### What to work on
Report each line of the data that includes the word "this".
** Begin Supplied material **
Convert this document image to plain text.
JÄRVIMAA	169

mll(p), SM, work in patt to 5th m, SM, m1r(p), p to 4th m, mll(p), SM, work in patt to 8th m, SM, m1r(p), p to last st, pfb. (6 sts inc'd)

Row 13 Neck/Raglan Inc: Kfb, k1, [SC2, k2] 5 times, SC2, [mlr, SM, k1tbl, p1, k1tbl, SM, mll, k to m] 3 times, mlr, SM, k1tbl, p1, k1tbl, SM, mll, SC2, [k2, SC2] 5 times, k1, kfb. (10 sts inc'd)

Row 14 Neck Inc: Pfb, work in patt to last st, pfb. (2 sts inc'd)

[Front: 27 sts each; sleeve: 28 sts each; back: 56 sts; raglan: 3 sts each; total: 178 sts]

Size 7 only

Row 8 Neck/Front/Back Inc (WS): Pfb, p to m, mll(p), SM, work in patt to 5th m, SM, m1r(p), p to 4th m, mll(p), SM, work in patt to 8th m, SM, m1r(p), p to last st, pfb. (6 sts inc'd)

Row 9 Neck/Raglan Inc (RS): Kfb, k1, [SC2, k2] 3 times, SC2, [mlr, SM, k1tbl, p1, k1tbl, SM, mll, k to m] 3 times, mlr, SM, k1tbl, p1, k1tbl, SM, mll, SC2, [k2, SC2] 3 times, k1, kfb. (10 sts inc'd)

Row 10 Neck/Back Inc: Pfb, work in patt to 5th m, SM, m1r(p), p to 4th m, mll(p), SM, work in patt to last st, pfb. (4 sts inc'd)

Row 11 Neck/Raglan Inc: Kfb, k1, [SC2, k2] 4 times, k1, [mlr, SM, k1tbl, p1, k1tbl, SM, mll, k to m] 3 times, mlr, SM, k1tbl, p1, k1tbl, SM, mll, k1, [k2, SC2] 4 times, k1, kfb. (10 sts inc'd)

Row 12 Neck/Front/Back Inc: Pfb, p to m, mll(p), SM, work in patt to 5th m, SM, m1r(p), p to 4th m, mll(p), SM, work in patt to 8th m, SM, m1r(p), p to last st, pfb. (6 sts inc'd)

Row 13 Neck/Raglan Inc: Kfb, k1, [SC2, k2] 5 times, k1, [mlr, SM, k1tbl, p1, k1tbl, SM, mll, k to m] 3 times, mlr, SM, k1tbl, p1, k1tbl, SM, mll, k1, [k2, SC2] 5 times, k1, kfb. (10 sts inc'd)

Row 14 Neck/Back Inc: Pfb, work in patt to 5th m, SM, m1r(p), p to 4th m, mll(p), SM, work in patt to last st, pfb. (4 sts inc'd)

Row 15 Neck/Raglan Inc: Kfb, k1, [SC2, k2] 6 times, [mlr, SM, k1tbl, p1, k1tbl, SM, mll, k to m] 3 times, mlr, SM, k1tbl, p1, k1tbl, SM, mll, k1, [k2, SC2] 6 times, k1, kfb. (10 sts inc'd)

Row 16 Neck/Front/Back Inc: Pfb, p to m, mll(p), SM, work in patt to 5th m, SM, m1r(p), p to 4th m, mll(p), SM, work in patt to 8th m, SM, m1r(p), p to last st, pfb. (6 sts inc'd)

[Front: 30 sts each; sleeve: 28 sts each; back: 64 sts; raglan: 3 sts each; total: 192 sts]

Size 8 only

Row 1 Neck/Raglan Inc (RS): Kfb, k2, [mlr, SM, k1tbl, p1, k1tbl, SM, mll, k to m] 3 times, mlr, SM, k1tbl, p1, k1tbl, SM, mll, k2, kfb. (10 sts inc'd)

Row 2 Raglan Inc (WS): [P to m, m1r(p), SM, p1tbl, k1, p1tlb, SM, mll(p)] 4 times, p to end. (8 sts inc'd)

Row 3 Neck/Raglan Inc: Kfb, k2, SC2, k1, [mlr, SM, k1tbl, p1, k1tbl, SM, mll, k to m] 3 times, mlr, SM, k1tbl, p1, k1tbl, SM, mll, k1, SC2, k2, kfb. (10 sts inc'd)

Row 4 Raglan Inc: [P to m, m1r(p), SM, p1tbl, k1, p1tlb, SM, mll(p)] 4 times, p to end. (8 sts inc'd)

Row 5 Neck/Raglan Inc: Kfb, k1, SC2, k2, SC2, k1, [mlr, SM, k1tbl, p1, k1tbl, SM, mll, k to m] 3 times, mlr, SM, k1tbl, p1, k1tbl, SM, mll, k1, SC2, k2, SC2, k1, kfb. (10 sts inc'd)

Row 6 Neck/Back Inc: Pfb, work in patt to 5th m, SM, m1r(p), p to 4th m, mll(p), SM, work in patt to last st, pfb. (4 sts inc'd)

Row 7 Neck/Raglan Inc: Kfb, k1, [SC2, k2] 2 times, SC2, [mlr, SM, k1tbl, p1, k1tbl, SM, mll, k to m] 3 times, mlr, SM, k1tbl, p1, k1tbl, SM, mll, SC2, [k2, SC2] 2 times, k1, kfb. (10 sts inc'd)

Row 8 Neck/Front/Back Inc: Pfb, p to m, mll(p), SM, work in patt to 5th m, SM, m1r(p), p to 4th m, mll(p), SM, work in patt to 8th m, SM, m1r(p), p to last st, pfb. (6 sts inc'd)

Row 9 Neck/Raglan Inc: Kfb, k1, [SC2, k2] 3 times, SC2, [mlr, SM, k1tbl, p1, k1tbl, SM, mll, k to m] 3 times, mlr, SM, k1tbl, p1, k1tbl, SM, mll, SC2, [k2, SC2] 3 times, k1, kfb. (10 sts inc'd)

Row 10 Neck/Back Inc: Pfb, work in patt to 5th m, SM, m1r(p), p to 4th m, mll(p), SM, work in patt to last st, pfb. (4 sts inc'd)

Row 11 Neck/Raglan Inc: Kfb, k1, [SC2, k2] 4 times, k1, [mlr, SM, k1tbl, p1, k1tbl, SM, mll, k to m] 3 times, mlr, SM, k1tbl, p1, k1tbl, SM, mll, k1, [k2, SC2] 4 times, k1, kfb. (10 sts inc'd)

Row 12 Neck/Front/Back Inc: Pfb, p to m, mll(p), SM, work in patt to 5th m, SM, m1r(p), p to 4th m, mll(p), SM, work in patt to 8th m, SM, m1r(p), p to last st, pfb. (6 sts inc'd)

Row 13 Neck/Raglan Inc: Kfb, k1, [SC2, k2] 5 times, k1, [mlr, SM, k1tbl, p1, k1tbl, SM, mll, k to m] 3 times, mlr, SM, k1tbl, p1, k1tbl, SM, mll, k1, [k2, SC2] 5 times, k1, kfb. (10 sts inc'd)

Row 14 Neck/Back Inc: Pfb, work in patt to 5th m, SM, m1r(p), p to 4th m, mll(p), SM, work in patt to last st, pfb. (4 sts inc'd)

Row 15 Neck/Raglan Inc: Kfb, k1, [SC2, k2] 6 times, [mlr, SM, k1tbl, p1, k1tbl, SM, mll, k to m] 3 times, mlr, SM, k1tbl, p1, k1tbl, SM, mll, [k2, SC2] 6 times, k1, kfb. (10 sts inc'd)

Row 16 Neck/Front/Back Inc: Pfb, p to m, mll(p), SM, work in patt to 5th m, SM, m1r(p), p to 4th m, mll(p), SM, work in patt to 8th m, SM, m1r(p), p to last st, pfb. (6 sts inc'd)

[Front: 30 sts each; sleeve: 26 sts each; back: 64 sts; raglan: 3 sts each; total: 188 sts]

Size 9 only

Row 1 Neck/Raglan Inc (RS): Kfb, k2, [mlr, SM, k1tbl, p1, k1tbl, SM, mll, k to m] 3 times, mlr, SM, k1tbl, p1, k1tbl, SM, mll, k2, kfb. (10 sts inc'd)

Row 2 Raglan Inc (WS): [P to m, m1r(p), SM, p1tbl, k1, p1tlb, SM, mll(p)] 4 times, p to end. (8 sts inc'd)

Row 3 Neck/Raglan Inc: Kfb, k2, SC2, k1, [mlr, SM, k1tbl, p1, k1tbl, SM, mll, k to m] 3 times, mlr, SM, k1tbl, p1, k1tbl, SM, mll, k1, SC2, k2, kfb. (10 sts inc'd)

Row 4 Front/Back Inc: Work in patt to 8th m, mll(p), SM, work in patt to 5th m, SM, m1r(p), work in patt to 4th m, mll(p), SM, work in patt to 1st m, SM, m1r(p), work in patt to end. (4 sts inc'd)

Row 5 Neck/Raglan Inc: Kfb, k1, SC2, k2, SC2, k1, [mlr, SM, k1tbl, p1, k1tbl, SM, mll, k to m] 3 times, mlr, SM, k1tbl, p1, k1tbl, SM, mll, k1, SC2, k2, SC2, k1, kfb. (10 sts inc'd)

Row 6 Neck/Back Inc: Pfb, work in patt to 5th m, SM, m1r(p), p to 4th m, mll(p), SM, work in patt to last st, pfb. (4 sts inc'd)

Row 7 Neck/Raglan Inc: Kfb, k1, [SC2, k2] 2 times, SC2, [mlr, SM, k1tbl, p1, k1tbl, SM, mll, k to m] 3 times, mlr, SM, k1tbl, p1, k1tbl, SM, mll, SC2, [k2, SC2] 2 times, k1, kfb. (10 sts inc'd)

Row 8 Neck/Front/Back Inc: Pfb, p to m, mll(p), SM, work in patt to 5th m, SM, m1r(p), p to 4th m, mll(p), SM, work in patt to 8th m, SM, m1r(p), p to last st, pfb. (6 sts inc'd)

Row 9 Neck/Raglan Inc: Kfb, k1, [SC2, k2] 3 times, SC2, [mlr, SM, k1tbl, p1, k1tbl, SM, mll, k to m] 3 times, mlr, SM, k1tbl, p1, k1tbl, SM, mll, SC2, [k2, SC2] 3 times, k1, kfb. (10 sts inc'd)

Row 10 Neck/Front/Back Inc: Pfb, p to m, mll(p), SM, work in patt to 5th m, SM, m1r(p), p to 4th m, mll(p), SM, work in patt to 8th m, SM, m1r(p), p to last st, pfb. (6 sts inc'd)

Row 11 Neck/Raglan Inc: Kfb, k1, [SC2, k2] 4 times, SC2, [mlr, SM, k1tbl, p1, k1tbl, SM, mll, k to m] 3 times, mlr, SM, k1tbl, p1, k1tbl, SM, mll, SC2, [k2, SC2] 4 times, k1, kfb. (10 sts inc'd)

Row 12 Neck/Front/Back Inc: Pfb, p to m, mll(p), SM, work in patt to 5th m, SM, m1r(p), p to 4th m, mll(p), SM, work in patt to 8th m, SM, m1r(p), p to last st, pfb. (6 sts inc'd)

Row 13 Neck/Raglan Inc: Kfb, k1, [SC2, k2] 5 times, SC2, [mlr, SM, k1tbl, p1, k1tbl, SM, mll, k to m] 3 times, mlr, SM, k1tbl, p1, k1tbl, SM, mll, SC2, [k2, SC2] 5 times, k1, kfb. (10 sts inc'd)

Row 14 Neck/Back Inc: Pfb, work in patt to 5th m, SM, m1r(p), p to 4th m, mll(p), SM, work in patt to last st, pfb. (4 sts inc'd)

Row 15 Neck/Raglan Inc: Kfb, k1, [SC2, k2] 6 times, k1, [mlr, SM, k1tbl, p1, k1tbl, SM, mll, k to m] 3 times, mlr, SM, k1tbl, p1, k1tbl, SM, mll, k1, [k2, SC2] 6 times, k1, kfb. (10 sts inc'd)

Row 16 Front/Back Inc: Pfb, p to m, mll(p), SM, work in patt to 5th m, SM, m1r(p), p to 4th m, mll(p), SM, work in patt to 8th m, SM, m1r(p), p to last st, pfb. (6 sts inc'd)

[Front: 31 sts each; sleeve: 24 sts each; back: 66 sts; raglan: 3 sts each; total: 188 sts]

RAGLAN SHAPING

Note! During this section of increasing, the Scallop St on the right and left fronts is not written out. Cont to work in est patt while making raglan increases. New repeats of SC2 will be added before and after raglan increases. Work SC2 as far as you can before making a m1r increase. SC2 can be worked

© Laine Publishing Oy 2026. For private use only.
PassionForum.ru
** End Supplied material **
### Solved problem
Convert this document image to plain text.
Note! During this section of increasing, the Scallop St on the right and left fronts is not written out. Cont to work in est patt while making raglan increases. New repeats of SC2 will be added before and after raglan increases. Work SC2 as far as you can before making a m1r increase. SC2 can be worked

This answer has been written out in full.